[Stored records]

## start

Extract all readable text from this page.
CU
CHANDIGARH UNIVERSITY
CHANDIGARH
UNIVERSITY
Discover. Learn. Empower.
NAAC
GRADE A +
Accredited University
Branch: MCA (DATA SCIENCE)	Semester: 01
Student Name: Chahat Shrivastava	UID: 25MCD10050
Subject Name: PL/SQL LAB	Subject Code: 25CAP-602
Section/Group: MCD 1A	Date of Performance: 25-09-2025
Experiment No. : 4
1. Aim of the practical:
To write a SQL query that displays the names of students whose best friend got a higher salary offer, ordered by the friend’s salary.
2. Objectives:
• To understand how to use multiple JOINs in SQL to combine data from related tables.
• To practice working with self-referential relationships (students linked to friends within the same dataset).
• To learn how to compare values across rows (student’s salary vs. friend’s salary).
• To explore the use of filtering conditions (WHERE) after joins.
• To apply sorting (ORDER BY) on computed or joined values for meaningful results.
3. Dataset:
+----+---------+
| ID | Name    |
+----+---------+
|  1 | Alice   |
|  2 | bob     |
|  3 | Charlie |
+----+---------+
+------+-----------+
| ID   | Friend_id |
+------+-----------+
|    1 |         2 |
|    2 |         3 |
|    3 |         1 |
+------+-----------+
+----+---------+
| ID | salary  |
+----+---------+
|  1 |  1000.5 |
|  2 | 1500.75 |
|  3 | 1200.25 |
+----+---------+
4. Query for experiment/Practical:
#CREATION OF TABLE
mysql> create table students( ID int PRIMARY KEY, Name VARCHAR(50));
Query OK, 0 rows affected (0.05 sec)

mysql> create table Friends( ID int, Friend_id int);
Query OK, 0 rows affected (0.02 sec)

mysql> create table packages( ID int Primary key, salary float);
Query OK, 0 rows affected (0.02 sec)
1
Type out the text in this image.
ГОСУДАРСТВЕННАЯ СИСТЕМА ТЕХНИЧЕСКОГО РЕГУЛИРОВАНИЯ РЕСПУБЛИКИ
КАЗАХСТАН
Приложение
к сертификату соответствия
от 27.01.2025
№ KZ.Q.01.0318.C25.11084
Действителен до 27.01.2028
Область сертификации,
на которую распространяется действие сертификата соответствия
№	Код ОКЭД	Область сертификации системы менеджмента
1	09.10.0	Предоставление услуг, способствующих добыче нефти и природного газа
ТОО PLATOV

## end

Pull out each record as written and restate it exactly.

Extract all readable text from this page.
CU
CHANDIGARH UNIVERSITY
CHANDIGARH
UNIVERSITY
Discover. Learn. Empower.
NAAC
GRADE A +
Accredited University
Branch: MCA (DATA SCIENCE)	Semester: 01
Student Name: Chahat Shrivastava	UID: 25MCD10050
Subject Name: PL/SQL LAB	Subject Code: 25CAP-602
Section/Group: MCD 1A	Date of Performance: 25-09-2025
Experiment No. : 4
1. Aim of the practical:
To write a SQL query that displays the names of students whose best friend got a higher salary offer, ordered by the friend’s salary.
2. Objectives:
• To understand how to use multiple JOINs in SQL to combine data from related tables.
• To practice working with self-referential relationships (students linked to friends within the same dataset).
• To learn how to compare values across rows (student’s salary vs. friend’s salary).
• To explore the use of filtering conditions (WHERE) after joins.
• To apply sorting (ORDER BY) on computed or joined values for meaningful results.
3. Dataset:
+----+---------+
| ID | Name    |
+----+---------+
|  1 | Alice   |
|  2 | bob     |
|  3 | Charlie |
+----+---------+
+------+-----------+
| ID   | Friend_id |
+------+-----------+
|    1 |         2 |
|    2 |         3 |
|    3 |         1 |
+------+-----------+
+----+---------+
| ID | salary  |
+----+---------+
|  1 |  1000.5 |
|  2 | 1500.75 |
|  3 | 1200.25 |
+----+---------+
4. Query for experiment/Practical:
#CREATION OF TABLE
mysql> create table students( ID int PRIMARY KEY, Name VARCHAR(50));
Query OK, 0 rows affected (0.05 sec)

mysql> create table Friends( ID int, Friend_id int);
Query OK, 0 rows affected (0.02 sec)

mysql> create table packages( ID int Primary key, salary float);
Query OK, 0 rows affected (0.02 sec)
1
Type out the text in this image.
ГОСУДАРСТВЕННАЯ СИСТЕМА ТЕХНИЧЕСКОГО РЕГУЛИРОВАНИЯ РЕСПУБЛИКИ
КАЗАХСТАН
Приложение
к сертификату соответствия
от 27.01.2025
№ KZ.Q.01.0318.C25.11084
Действителен до 27.01.2028
Область сертификации,
на которую распространяется действие сертификата соответствия
№	Код ОКЭД	Область сертификации системы менеджмента
1	09.10.0	Предоставление услуг, способствующих добыче нефти и природного газа
ТОО PLATOV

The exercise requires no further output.